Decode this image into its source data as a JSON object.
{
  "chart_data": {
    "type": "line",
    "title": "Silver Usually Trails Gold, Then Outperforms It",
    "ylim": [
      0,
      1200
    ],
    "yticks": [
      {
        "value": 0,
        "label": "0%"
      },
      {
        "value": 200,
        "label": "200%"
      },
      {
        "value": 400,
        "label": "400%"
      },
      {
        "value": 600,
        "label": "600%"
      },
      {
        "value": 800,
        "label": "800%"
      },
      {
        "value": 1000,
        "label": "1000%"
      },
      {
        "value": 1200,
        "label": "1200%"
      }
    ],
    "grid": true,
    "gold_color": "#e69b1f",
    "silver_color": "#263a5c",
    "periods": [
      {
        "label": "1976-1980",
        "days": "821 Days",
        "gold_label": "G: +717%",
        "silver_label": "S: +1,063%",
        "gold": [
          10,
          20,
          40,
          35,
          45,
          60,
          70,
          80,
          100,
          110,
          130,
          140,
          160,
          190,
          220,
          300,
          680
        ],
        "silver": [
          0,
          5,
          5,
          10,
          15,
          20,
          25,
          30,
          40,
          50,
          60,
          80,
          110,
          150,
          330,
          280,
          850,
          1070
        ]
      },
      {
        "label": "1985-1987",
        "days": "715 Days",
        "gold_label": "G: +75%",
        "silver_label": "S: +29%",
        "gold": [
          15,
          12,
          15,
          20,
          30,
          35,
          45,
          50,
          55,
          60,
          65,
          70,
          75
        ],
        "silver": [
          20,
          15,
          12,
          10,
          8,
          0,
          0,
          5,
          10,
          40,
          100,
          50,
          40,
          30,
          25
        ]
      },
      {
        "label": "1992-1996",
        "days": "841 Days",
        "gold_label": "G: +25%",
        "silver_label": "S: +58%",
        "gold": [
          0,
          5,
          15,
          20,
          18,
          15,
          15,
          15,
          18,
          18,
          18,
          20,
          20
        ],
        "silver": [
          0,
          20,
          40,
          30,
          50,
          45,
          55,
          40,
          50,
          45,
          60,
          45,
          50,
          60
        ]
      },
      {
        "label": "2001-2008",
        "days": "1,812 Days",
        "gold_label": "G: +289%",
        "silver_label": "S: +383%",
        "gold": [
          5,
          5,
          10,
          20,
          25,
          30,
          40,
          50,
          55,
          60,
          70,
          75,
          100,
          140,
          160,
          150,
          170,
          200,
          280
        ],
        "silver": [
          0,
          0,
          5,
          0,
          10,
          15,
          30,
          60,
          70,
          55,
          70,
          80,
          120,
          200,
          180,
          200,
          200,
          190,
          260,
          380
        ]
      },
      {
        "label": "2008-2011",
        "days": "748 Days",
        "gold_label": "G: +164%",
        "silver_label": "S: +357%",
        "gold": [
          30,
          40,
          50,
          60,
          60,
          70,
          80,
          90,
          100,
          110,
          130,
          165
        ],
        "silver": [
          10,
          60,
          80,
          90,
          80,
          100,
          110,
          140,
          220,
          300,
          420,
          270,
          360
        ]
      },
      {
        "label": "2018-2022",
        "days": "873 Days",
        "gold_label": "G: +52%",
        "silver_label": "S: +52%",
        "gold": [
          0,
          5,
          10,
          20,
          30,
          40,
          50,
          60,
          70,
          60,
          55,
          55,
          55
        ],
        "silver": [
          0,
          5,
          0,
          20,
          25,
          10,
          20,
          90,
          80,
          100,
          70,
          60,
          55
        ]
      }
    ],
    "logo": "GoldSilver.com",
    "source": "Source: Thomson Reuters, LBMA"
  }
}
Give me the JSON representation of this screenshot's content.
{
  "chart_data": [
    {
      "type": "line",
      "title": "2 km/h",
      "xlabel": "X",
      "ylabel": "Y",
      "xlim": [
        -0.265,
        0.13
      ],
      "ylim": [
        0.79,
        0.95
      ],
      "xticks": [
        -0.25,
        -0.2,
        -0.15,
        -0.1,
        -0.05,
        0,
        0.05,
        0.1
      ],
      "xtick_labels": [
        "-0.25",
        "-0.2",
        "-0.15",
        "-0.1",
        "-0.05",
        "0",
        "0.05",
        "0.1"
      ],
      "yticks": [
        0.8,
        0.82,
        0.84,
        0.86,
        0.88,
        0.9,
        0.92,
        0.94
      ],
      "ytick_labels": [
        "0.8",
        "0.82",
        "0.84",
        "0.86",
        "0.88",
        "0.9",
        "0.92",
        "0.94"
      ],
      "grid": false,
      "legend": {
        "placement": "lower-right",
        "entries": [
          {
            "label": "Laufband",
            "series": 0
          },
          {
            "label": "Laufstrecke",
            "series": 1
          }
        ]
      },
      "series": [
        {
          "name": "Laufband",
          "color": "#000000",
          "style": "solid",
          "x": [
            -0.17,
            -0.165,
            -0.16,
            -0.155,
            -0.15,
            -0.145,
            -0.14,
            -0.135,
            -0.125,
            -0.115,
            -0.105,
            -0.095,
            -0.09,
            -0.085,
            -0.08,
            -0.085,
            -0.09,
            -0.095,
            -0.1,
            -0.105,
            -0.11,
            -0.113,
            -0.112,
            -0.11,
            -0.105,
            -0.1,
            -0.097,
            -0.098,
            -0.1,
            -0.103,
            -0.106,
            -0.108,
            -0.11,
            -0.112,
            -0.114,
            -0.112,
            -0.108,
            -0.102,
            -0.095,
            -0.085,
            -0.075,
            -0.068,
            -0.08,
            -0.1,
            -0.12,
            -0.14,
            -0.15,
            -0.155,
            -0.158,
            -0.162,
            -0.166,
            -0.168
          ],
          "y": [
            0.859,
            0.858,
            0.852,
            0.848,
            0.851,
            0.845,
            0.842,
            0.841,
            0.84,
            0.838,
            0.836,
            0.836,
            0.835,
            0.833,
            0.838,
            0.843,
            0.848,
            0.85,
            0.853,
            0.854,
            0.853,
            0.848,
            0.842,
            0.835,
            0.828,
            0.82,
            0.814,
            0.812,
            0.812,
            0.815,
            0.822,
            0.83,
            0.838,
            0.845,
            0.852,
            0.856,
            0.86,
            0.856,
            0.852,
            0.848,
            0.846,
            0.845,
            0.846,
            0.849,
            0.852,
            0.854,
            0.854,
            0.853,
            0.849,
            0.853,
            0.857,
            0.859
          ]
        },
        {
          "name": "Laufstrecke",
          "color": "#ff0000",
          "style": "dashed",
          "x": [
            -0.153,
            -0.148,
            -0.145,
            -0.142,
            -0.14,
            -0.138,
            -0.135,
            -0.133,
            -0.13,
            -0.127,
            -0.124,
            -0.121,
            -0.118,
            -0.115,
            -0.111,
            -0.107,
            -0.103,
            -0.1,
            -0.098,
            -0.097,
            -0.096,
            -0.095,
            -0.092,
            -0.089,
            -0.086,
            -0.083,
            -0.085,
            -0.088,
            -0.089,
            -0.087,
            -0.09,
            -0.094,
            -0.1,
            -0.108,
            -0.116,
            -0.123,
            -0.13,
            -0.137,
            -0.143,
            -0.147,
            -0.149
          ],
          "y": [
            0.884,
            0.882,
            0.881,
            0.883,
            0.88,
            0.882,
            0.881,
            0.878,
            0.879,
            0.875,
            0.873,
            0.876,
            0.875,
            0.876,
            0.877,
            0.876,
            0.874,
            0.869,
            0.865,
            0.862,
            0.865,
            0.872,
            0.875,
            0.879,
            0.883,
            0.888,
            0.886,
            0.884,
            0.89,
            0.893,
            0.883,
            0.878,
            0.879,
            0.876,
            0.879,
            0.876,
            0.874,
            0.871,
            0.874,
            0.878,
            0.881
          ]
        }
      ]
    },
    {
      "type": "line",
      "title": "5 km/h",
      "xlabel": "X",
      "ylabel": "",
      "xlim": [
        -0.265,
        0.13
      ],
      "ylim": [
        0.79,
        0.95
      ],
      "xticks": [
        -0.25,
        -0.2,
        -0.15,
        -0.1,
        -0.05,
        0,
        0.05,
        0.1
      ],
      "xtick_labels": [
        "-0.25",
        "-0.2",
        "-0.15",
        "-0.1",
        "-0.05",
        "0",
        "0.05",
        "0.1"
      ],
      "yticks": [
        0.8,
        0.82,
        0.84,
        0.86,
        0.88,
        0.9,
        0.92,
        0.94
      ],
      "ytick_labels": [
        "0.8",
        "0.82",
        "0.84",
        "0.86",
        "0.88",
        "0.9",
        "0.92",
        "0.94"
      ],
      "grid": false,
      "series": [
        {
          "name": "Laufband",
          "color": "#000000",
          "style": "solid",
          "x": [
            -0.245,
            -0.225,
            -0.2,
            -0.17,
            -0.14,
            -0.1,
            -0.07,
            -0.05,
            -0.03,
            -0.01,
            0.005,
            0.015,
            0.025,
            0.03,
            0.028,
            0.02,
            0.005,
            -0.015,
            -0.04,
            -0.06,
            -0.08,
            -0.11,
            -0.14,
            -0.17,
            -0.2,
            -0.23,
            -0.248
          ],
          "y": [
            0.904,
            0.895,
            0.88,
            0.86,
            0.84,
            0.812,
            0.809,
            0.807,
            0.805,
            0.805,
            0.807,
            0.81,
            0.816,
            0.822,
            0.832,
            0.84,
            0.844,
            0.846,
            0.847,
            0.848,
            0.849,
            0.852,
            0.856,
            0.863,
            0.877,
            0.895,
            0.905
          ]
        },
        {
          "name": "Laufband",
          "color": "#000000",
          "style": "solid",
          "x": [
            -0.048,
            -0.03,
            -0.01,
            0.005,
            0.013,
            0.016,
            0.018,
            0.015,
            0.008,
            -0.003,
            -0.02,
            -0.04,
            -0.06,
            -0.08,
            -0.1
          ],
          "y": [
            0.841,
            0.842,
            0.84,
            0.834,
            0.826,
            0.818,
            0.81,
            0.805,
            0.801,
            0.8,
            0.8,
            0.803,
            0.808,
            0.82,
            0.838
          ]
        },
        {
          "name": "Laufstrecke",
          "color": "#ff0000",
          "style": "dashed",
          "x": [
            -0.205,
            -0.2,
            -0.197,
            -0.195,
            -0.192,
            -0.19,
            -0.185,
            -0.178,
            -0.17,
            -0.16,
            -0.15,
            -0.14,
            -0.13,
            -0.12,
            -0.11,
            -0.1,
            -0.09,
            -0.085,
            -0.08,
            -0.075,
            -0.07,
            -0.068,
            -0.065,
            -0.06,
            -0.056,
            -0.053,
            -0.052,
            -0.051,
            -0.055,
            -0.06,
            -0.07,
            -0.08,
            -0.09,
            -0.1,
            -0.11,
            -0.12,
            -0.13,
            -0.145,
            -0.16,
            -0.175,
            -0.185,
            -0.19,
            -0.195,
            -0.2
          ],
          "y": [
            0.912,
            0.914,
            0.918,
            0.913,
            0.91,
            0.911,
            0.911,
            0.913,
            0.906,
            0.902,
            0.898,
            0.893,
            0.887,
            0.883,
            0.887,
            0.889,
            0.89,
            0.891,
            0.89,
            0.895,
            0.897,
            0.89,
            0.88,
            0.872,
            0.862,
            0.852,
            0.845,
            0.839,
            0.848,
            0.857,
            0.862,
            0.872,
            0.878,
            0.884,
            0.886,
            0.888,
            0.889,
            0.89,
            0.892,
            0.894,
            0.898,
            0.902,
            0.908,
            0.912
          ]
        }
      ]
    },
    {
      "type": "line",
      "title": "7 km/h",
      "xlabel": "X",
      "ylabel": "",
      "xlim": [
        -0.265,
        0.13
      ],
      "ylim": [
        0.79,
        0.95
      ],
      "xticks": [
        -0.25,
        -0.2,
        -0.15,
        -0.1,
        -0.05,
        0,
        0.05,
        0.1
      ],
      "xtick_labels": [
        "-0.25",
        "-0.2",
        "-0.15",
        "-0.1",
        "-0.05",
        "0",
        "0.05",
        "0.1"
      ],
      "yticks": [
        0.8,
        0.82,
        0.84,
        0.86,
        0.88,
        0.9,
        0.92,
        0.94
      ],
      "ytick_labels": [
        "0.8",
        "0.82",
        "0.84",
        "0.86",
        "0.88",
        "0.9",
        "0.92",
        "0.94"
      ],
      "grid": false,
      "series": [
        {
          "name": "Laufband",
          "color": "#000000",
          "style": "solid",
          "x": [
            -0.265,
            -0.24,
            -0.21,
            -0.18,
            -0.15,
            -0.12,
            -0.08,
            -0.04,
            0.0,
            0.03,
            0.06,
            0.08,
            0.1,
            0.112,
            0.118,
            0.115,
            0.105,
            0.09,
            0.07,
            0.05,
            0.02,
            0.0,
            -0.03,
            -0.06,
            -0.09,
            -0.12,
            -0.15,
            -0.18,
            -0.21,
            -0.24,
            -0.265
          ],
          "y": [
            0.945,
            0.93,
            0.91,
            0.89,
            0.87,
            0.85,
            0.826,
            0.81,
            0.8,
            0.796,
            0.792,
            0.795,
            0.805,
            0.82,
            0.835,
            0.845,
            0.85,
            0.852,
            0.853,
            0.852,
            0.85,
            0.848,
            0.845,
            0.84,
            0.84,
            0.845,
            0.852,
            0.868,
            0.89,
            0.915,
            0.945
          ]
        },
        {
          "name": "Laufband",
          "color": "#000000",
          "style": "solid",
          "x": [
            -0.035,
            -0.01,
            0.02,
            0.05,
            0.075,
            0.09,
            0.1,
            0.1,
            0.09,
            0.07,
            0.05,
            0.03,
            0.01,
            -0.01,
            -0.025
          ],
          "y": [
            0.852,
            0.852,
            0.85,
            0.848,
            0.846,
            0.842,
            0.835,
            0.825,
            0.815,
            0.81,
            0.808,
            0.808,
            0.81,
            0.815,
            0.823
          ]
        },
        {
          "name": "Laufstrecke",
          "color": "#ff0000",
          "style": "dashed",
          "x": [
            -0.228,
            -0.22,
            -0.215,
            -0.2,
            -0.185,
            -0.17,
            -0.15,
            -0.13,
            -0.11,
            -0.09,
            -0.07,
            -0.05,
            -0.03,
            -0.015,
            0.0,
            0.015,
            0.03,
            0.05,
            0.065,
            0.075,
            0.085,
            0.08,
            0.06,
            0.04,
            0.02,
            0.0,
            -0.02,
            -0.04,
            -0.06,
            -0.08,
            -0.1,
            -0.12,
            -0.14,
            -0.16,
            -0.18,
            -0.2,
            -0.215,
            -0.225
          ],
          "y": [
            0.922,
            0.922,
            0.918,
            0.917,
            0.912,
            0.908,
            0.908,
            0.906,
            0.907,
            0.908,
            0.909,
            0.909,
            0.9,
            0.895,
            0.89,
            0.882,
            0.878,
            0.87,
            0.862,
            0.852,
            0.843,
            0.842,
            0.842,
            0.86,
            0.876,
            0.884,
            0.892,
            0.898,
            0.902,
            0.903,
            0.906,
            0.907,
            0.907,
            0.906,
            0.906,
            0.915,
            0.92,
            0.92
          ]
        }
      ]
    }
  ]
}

Work required =>
Pick out the lines containing the word "value" and show them.

Solution =>
        "value": 0,
        "value": 200,
        "value": 400,
        "value": 600,
        "value": 800,
        "value": 1000,
        "value": 1200,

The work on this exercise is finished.